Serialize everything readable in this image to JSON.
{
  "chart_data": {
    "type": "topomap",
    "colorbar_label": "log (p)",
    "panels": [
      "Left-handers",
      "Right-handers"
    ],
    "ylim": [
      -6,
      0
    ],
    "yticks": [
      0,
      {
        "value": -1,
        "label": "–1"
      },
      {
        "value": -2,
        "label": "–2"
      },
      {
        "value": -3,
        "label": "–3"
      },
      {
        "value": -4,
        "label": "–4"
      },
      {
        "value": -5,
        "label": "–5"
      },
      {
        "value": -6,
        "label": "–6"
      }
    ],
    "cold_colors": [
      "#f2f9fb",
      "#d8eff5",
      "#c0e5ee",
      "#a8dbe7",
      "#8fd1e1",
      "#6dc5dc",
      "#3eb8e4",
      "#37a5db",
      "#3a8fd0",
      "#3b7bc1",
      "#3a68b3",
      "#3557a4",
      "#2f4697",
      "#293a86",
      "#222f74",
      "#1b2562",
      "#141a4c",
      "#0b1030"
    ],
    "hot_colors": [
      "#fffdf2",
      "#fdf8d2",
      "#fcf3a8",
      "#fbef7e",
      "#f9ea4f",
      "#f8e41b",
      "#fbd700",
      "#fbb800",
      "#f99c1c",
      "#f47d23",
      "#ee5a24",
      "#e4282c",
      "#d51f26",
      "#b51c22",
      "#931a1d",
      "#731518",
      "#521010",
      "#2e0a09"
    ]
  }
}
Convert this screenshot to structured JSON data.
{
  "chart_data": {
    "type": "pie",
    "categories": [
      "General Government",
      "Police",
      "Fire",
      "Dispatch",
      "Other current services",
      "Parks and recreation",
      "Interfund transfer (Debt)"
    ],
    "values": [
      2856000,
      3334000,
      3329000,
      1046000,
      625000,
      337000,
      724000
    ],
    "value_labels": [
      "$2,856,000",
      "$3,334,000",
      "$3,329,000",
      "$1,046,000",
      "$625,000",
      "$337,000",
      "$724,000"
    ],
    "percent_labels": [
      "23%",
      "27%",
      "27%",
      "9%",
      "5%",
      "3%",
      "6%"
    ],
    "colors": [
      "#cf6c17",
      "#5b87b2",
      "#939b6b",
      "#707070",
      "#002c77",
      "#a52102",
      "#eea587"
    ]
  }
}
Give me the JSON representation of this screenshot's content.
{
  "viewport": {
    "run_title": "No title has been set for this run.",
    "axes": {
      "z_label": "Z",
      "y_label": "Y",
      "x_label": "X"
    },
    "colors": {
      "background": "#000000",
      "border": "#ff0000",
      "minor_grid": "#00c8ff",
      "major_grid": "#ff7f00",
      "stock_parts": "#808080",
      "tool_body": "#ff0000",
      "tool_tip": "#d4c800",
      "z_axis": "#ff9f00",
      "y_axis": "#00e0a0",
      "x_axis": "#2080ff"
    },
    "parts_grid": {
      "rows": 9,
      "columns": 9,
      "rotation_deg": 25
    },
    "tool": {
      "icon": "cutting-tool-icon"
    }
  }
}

==========

* [DIRECTIVE] Reproduce the complete set of lines precisely as supplied.

* [TASK OUTPUT]
Serialize everything readable in this image to JSON.
{
  "chart_data": {
    "type": "topomap",
    "colorbar_label": "log (p)",
    "panels": [
      "Left-handers",
      "Right-handers"
    ],
    "ylim": [
      -6,
      0
    ],
    "yticks": [
      0,
      {
        "value": -1,
        "label": "–1"
      },
      {
        "value": -2,
        "label": "–2"
      },
      {
        "value": -3,
        "label": "–3"
      },
      {
        "value": -4,
        "label": "–4"
      },
      {
        "value": -5,
        "label": "–5"
      },
      {
        "value": -6,
        "label": "–6"
      }
    ],
    "cold_colors": [
      "#f2f9fb",
      "#d8eff5",
      "#c0e5ee",
      "#a8dbe7",
      "#8fd1e1",
      "#6dc5dc",
      "#3eb8e4",
      "#37a5db",
      "#3a8fd0",
      "#3b7bc1",
      "#3a68b3",
      "#3557a4",
      "#2f4697",
      "#293a86",
      "#222f74",
      "#1b2562",
      "#141a4c",
      "#0b1030"
    ],
    "hot_colors": [
      "#fffdf2",
      "#fdf8d2",
      "#fcf3a8",
      "#fbef7e",
      "#f9ea4f",
      "#f8e41b",
      "#fbd700",
      "#fbb800",
      "#f99c1c",
      "#f47d23",
      "#ee5a24",
      "#e4282c",
      "#d51f26",
      "#b51c22",
      "#931a1d",
      "#731518",
      "#521010",
      "#2e0a09"
    ]
  }
}
Convert this screenshot to structured JSON data.
{
  "chart_data": {
    "type": "pie",
    "categories": [
      "General Government",
      "Police",
      "Fire",
      "Dispatch",
      "Other current services",
      "Parks and recreation",
      "Interfund transfer (Debt)"
    ],
    "values": [
      2856000,
      3334000,
      3329000,
      1046000,
      625000,
      337000,
      724000
    ],
    "value_labels": [
      "$2,856,000",
      "$3,334,000",
      "$3,329,000",
      "$1,046,000",
      "$625,000",
      "$337,000",
      "$724,000"
    ],
    "percent_labels": [
      "23%",
      "27%",
      "27%",
      "9%",
      "5%",
      "3%",
      "6%"
    ],
    "colors": [
      "#cf6c17",
      "#5b87b2",
      "#939b6b",
      "#707070",
      "#002c77",
      "#a52102",
      "#eea587"
    ]
  }
}
Give me the JSON representation of this screenshot's content.
{
  "viewport": {
    "run_title": "No title has been set for this run.",
    "axes": {
      "z_label": "Z",
      "y_label": "Y",
      "x_label": "X"
    },
    "colors": {
      "background": "#000000",
      "border": "#ff0000",
      "minor_grid": "#00c8ff",
      "major_grid": "#ff7f00",
      "stock_parts": "#808080",
      "tool_body": "#ff0000",
      "tool_tip": "#d4c800",
      "z_axis": "#ff9f00",
      "y_axis": "#00e0a0",
      "x_axis": "#2080ff"
    },
    "parts_grid": {
      "rows": 9,
      "columns": 9,
      "rotation_deg": 25
    },
    "tool": {
      "icon": "cutting-tool-icon"
    }
  }
}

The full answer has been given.